* JOB
Copy each line containing the word "YOUR" from the records that follow, please.

Chart and figure data:
* * *

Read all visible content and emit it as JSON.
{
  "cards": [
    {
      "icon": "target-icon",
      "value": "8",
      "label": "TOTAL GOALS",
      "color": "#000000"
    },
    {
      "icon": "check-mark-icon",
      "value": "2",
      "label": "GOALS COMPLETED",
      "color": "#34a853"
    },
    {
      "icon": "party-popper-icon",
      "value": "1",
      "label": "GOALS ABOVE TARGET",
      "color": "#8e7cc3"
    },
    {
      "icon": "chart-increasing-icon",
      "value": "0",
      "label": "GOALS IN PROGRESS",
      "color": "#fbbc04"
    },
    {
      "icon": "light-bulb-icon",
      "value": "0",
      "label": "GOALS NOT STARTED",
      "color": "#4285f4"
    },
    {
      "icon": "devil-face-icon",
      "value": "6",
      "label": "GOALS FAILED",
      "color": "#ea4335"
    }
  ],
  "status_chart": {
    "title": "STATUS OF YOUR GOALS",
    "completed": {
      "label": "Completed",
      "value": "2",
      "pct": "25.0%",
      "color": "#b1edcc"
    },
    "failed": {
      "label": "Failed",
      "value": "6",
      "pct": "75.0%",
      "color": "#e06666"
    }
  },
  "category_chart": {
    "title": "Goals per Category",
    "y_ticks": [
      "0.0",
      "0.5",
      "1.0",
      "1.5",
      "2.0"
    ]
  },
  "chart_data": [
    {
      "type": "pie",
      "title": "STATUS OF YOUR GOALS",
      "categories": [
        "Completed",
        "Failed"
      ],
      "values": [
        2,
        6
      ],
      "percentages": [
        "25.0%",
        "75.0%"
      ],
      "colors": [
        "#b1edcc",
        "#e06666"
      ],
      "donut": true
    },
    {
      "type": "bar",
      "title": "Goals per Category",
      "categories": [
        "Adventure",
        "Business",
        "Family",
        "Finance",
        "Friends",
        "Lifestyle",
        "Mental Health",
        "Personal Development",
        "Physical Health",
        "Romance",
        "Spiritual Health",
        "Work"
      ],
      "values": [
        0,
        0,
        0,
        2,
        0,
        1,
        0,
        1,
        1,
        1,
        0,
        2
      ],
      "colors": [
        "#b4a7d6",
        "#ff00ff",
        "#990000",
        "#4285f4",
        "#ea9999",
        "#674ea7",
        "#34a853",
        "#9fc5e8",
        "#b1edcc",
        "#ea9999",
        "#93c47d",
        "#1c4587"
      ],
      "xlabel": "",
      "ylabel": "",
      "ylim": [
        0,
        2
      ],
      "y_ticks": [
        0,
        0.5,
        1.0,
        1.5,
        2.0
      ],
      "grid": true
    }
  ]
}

* * *

* WRITTEN RESPONSE
    "title": "STATUS OF YOUR GOALS",
      "title": "STATUS OF YOUR GOALS",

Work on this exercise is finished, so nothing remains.